# Instruction
Each line containing the word "eroe" should be found and copied.
* START *
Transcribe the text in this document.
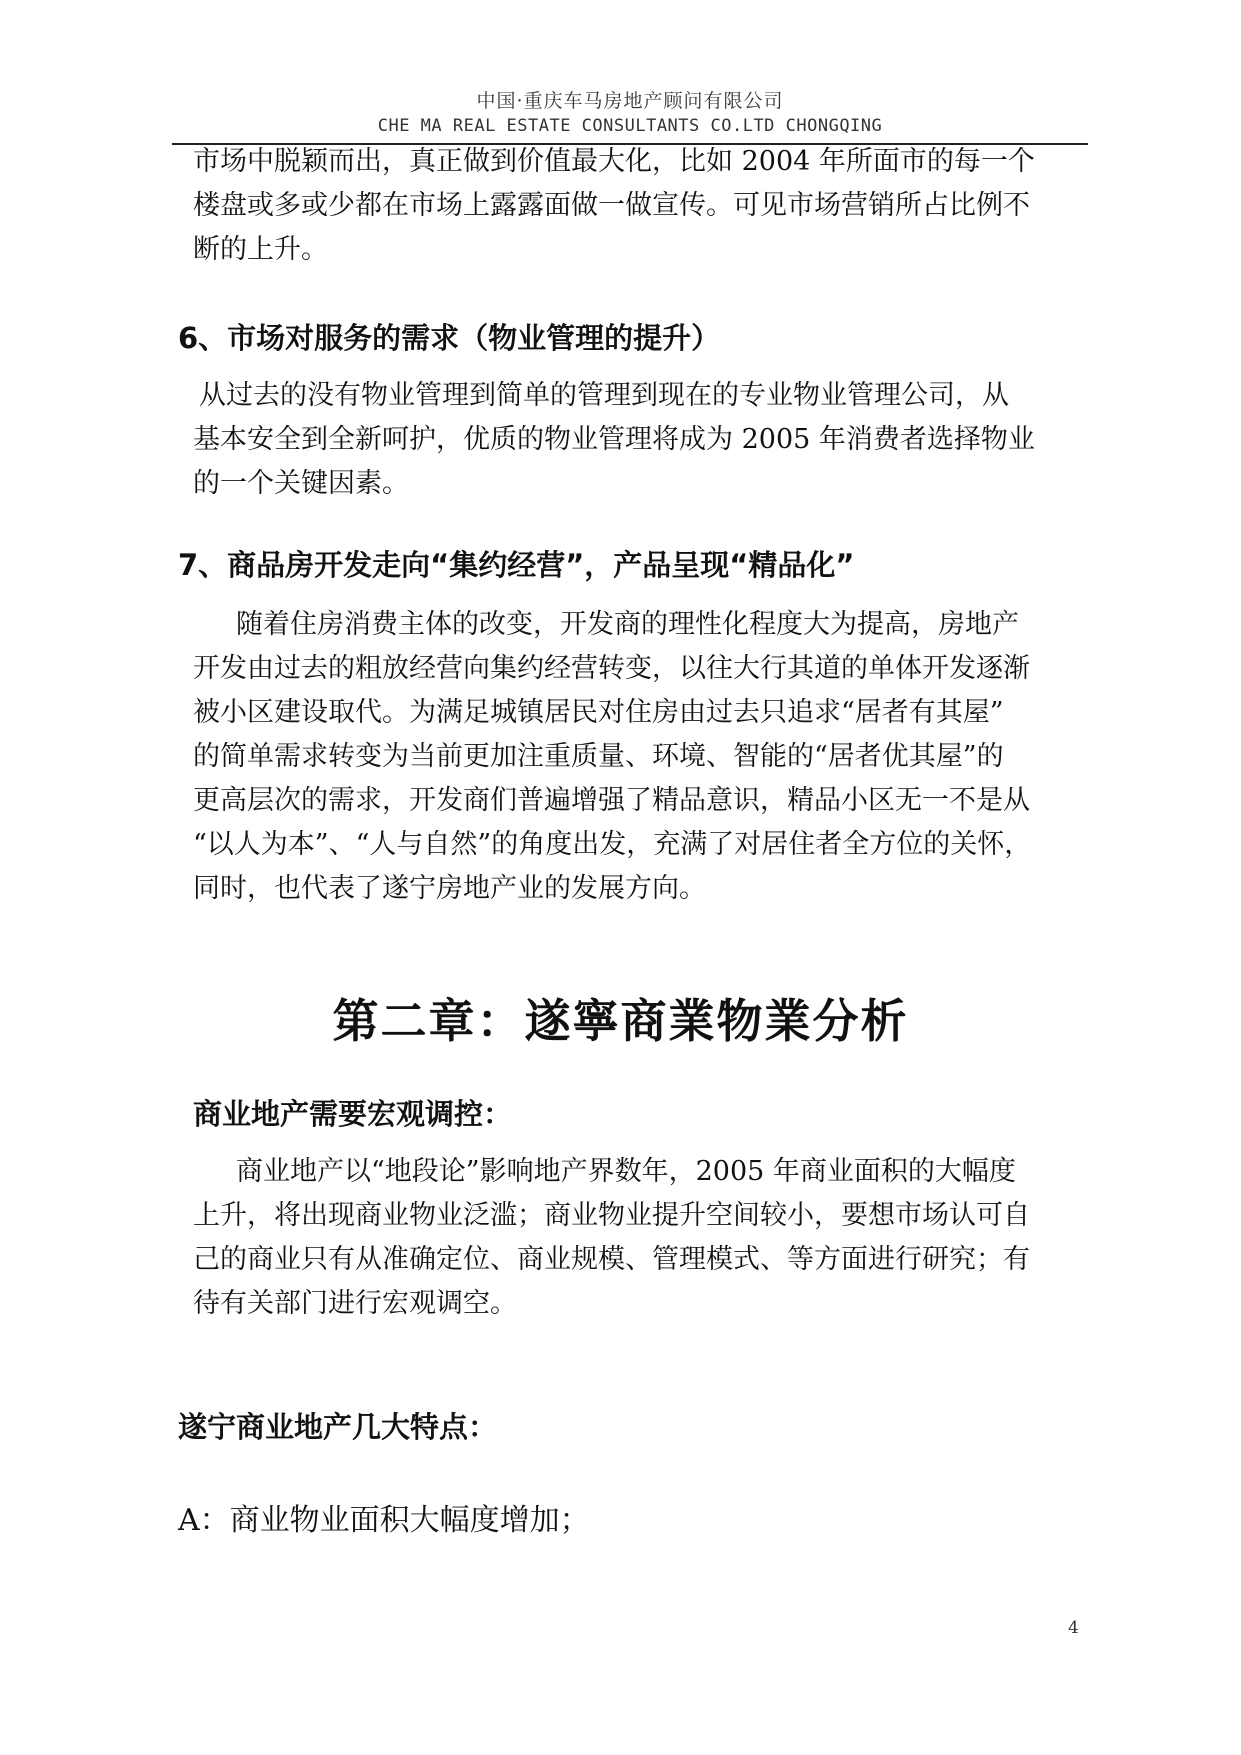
中国·重庆车马房地产顾问有限公司
CHE MA REAL ESTATE CONSULTANTS CO.LTD CHONGQING

市场中脱颖而出，真正做到价值最大化，比如 2004 年所面市的每一个
楼盘或多或少都在市场上露露面做一做宣传。可见市场营销所占比例不
断的上升。

6、市场对服务的需求（物业管理的提升）

从过去的没有物业管理到简单的管理到现在的专业物业管理公司，从
基本安全到全新呵护，优质的物业管理将成为 2005 年消费者选择物业
的一个关键因素。

7、商品房开发走向“集约经营”，产品呈现“精品化”

随着住房消费主体的改变，开发商的理性化程度大为提高，房地产
开发由过去的粗放经营向集约经营转变，以往大行其道的单体开发逐渐
被小区建设取代。为满足城镇居民对住房由过去只追求“居者有其屋”
的简单需求转变为当前更加注重质量、环境、智能的“居者优其屋”的
更高层次的需求，开发商们普遍增强了精品意识，精品小区无一不是从
“以人为本”、“人与自然”的角度出发，充满了对居住者全方位的关怀，
同时，也代表了遂宁房地产业的发展方向。

第二章：遂寧商業物業分析
商业地产需要宏观调控：

商业地产以“地段论”影响地产界数年，2005 年商业面积的大幅度
上升，将出现商业物业泛滥；商业物业提升空间较小，要想市场认可自
己的商业只有从准确定位、商业规模、管理模式、等方面进行研究；有
待有关部门进行宏观调空。

遂宁商业地产几大特点：

A：商业物业面积大幅度增加；

4
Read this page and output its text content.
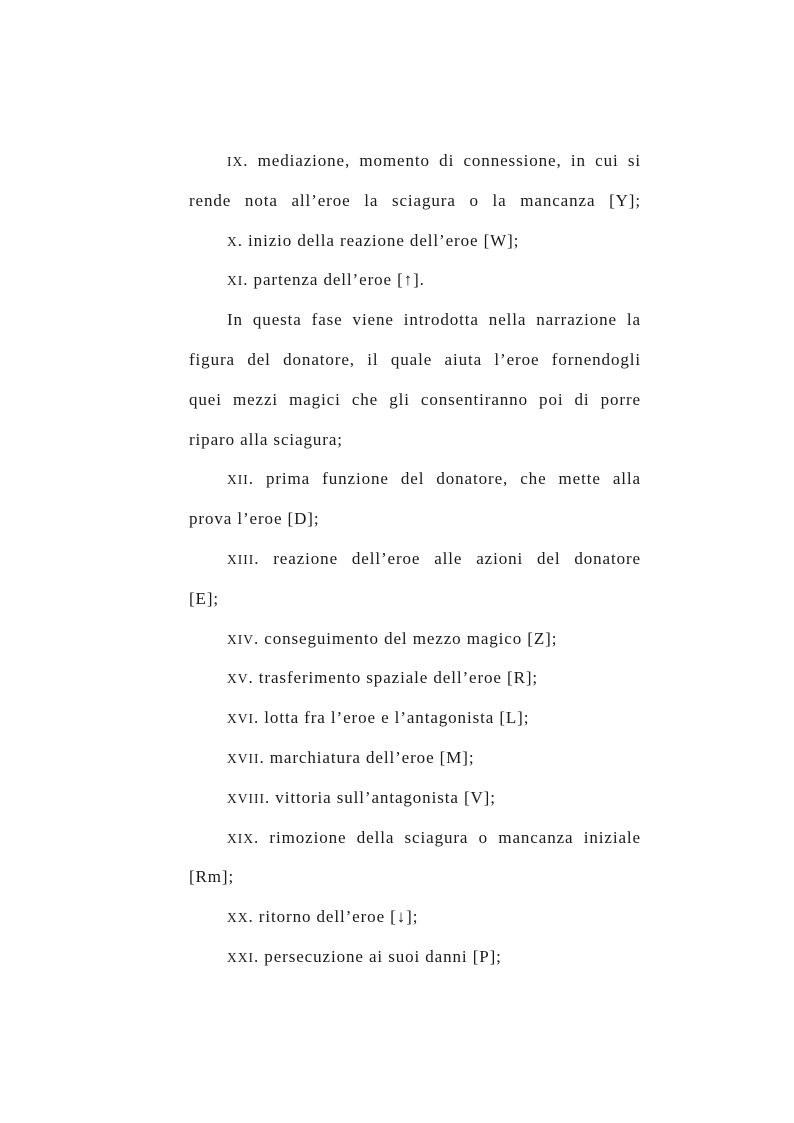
IX. mediazione, momento di connessione, in cui si
rende nota all’eroe la sciagura o la mancanza [Y];
X. inizio della reazione dell’eroe [W];
XI. partenza dell’eroe [↑].
In questa fase viene introdotta nella narrazione la
figura del donatore, il quale aiuta l’eroe fornendogli
quei mezzi magici che gli consentiranno poi di porre
riparo alla sciagura;
XII. prima funzione del donatore, che mette alla
prova l’eroe [D];
XIII. reazione dell’eroe alle azioni del donatore
[E];
XIV. conseguimento del mezzo magico [Z];
XV. trasferimento spaziale dell’eroe [R];
XVI. lotta fra l’eroe e l’antagonista [L];
XVII. marchiatura dell’eroe [M];
XVIII. vittoria sull’antagonista [V];
XIX. rimozione della sciagura o mancanza iniziale
[Rm];
XX. ritorno dell’eroe [↓];
XXI. persecuzione ai suoi danni [P];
* END *
# Result
rende nota all’eroe la sciagura o la mancanza [Y];
X. inizio della reazione dell’eroe [W];
XI. partenza dell’eroe [↑].
figura del donatore, il quale aiuta l’eroe fornendogli
prova l’eroe [D];
XIII. reazione dell’eroe alle azioni del donatore
XV. trasferimento spaziale dell’eroe [R];
XVI. lotta fra l’eroe e l’antagonista [L];
XVII. marchiatura dell’eroe [M];
XX. ritorno dell’eroe [↓];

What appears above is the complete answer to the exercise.